:: Dataset content
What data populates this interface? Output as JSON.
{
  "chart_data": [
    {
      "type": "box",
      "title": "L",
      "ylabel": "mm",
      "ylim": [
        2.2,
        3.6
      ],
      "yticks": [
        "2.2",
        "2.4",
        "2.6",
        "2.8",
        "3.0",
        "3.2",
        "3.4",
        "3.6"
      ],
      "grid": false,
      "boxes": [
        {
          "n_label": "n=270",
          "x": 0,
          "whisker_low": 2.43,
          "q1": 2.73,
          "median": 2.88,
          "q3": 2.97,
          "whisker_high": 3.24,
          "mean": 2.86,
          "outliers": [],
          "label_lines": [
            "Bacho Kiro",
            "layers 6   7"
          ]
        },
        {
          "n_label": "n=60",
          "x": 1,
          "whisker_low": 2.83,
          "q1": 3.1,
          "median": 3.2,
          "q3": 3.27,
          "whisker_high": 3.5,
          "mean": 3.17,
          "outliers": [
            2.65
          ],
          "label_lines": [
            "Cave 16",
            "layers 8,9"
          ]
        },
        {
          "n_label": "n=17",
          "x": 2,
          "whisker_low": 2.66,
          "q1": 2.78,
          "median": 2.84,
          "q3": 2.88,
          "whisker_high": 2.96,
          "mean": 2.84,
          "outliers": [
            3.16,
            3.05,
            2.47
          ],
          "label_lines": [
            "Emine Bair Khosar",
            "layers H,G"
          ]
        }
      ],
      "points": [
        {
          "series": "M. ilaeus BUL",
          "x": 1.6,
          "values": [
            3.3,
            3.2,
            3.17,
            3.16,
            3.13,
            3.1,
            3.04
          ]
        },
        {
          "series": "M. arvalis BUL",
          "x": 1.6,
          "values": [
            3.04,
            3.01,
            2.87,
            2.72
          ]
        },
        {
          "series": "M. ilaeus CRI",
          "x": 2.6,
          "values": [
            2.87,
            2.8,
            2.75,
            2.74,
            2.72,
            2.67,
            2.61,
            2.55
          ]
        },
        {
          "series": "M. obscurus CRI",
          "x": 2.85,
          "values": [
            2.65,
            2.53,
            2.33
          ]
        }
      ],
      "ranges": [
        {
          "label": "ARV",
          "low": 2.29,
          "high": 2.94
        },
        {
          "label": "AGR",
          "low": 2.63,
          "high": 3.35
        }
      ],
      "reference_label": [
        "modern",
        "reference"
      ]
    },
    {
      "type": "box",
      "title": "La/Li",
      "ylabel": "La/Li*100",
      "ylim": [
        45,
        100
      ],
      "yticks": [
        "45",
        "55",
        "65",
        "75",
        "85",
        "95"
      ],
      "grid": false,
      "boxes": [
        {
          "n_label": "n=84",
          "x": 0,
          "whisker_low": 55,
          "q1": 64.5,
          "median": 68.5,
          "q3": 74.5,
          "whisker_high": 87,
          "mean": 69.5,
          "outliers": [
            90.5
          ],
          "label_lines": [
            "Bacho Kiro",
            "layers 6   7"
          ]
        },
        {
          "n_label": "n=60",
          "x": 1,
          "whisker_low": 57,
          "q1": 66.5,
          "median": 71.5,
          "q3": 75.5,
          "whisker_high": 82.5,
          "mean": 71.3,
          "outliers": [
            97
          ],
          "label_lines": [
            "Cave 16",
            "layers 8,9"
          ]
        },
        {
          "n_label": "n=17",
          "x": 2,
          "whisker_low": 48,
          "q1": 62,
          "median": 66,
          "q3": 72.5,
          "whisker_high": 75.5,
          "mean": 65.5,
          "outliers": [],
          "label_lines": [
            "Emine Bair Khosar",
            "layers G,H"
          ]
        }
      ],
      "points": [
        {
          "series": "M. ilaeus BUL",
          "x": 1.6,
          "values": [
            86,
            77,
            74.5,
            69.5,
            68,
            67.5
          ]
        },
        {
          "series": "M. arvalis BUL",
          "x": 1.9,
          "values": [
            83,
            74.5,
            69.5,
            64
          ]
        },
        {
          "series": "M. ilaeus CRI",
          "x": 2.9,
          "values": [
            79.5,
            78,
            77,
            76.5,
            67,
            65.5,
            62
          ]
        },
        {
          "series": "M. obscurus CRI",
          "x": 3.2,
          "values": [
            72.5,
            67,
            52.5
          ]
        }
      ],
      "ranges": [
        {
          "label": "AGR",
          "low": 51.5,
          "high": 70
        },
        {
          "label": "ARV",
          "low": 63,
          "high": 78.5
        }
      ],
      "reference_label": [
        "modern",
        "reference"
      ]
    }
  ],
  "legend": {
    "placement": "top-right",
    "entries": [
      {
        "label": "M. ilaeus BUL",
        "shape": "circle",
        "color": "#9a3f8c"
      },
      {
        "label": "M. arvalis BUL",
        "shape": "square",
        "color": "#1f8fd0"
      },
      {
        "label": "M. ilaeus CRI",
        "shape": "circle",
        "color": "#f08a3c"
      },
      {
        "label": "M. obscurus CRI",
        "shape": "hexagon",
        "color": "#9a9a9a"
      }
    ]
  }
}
::::
**Objective**
Please copy out each record, character for character.

**Solution**
What data populates this interface? Output as JSON.
{
  "chart_data": [
    {
      "type": "box",
      "title": "L",
      "ylabel": "mm",
      "ylim": [
        2.2,
        3.6
      ],
      "yticks": [
        "2.2",
        "2.4",
        "2.6",
        "2.8",
        "3.0",
        "3.2",
        "3.4",
        "3.6"
      ],
      "grid": false,
      "boxes": [
        {
          "n_label": "n=270",
          "x": 0,
          "whisker_low": 2.43,
          "q1": 2.73,
          "median": 2.88,
          "q3": 2.97,
          "whisker_high": 3.24,
          "mean": 2.86,
          "outliers": [],
          "label_lines": [
            "Bacho Kiro",
            "layers 6   7"
          ]
        },
        {
          "n_label": "n=60",
          "x": 1,
          "whisker_low": 2.83,
          "q1": 3.1,
          "median": 3.2,
          "q3": 3.27,
          "whisker_high": 3.5,
          "mean": 3.17,
          "outliers": [
            2.65
          ],
          "label_lines": [
            "Cave 16",
            "layers 8,9"
          ]
        },
        {
          "n_label": "n=17",
          "x": 2,
          "whisker_low": 2.66,
          "q1": 2.78,
          "median": 2.84,
          "q3": 2.88,
          "whisker_high": 2.96,
          "mean": 2.84,
          "outliers": [
            3.16,
            3.05,
            2.47
          ],
          "label_lines": [
            "Emine Bair Khosar",
            "layers H,G"
          ]
        }
      ],
      "points": [
        {
          "series": "M. ilaeus BUL",
          "x": 1.6,
          "values": [
            3.3,
            3.2,
            3.17,
            3.16,
            3.13,
            3.1,
            3.04
          ]
        },
        {
          "series": "M. arvalis BUL",
          "x": 1.6,
          "values": [
            3.04,
            3.01,
            2.87,
            2.72
          ]
        },
        {
          "series": "M. ilaeus CRI",
          "x": 2.6,
          "values": [
            2.87,
            2.8,
            2.75,
            2.74,
            2.72,
            2.67,
            2.61,
            2.55
          ]
        },
        {
          "series": "M. obscurus CRI",
          "x": 2.85,
          "values": [
            2.65,
            2.53,
            2.33
          ]
        }
      ],
      "ranges": [
        {
          "label": "ARV",
          "low": 2.29,
          "high": 2.94
        },
        {
          "label": "AGR",
          "low": 2.63,
          "high": 3.35
        }
      ],
      "reference_label": [
        "modern",
        "reference"
      ]
    },
    {
      "type": "box",
      "title": "La/Li",
      "ylabel": "La/Li*100",
      "ylim": [
        45,
        100
      ],
      "yticks": [
        "45",
        "55",
        "65",
        "75",
        "85",
        "95"
      ],
      "grid": false,
      "boxes": [
        {
          "n_label": "n=84",
          "x": 0,
          "whisker_low": 55,
          "q1": 64.5,
          "median": 68.5,
          "q3": 74.5,
          "whisker_high": 87,
          "mean": 69.5,
          "outliers": [
            90.5
          ],
          "label_lines": [
            "Bacho Kiro",
            "layers 6   7"
          ]
        },
        {
          "n_label": "n=60",
          "x": 1,
          "whisker_low": 57,
          "q1": 66.5,
          "median": 71.5,
          "q3": 75.5,
          "whisker_high": 82.5,
          "mean": 71.3,
          "outliers": [
            97
          ],
          "label_lines": [
            "Cave 16",
            "layers 8,9"
          ]
        },
        {
          "n_label": "n=17",
          "x": 2,
          "whisker_low": 48,
          "q1": 62,
          "median": 66,
          "q3": 72.5,
          "whisker_high": 75.5,
          "mean": 65.5,
          "outliers": [],
          "label_lines": [
            "Emine Bair Khosar",
            "layers G,H"
          ]
        }
      ],
      "points": [
        {
          "series": "M. ilaeus BUL",
          "x": 1.6,
          "values": [
            86,
            77,
            74.5,
            69.5,
            68,
            67.5
          ]
        },
        {
          "series": "M. arvalis BUL",
          "x": 1.9,
          "values": [
            83,
            74.5,
            69.5,
            64
          ]
        },
        {
          "series": "M. ilaeus CRI",
          "x": 2.9,
          "values": [
            79.5,
            78,
            77,
            76.5,
            67,
            65.5,
            62
          ]
        },
        {
          "series": "M. obscurus CRI",
          "x": 3.2,
          "values": [
            72.5,
            67,
            52.5
          ]
        }
      ],
      "ranges": [
        {
          "label": "AGR",
          "low": 51.5,
          "high": 70
        },
        {
          "label": "ARV",
          "low": 63,
          "high": 78.5
        }
      ],
      "reference_label": [
        "modern",
        "reference"
      ]
    }
  ],
  "legend": {
    "placement": "top-right",
    "entries": [
      {
        "label": "M. ilaeus BUL",
        "shape": "circle",
        "color": "#9a3f8c"
      },
      {
        "label": "M. arvalis BUL",
        "shape": "square",
        "color": "#1f8fd0"
      },
      {
        "label": "M. ilaeus CRI",
        "shape": "circle",
        "color": "#f08a3c"
      },
      {
        "label": "M. obscurus CRI",
        "shape": "hexagon",
        "color": "#9a9a9a"
      }
    ]
  }
}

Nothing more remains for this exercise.